== Data ==

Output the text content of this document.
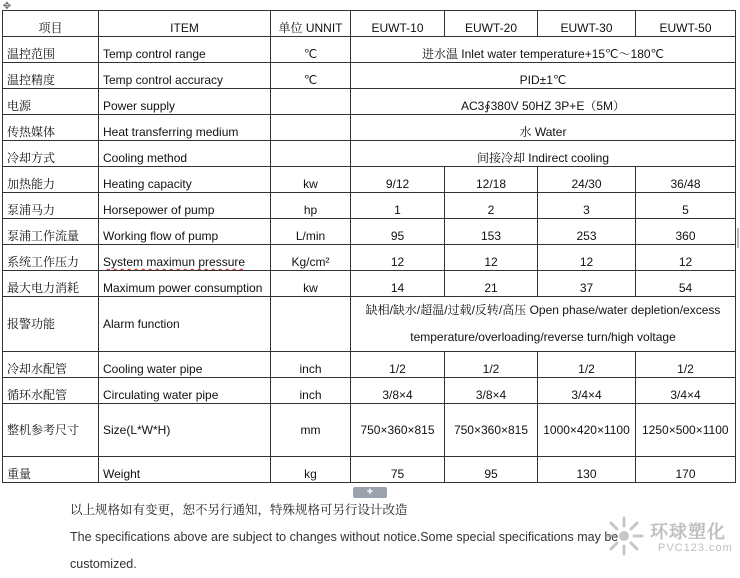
✥
项目	ITEM	单位 UNNIT	EUWT-10	EUWT-20	EUWT-30	EUWT-50
温控范围	Temp control range	℃	进水温 Inlet water temperature+15℃～180℃			
温控精度	Temp control accuracy	℃	PID±1℃			
电源	Power supply		AC3∮380V 50HZ 3P+E（5M）			
传热媒体	Heat transferring medium		水 Water			
冷却方式	Cooling method		间接冷却 Indirect cooling			
加热能力	Heating capacity	kw	9/12	12/18	24/30	36/48
泵浦马力	Horsepower of pump	hp	1	2	3	5
泵浦工作流量	Working flow of pump	L/min	95	153	253	360
系统工作压力	System maximun pressure	Kg/cm²	12	12	12	12
最大电力消耗	Maximum power consumption	kw	14	21	37	54
报警功能	Alarm function		缺相/缺水/超温/过载/反转/高压 Open phase/water depletion/excess temperature/overloading/reverse turn/high voltage			
冷却水配管	Cooling water pipe	inch	1/2	1/2	1/2	1/2
循环水配管	Circulating water pipe	inch	3/8×4	3/8×4	3/4×4	3/4×4
整机参考尺寸	Size(L*W*H)	mm	750×360×815	750×360×815	1000×420×1100	1250×500×1100
重量	Weight	kg	75	95	130	170
+
以上规格如有变更，恕不另行通知，特殊规格可另行设计改造
The specifications above are subject to changes without notice.Some special specifications may be customized.
环球塑化
PVC123.com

===

**Short problem**
Give only the number of lines that include the word "pipe".

**Reply**
2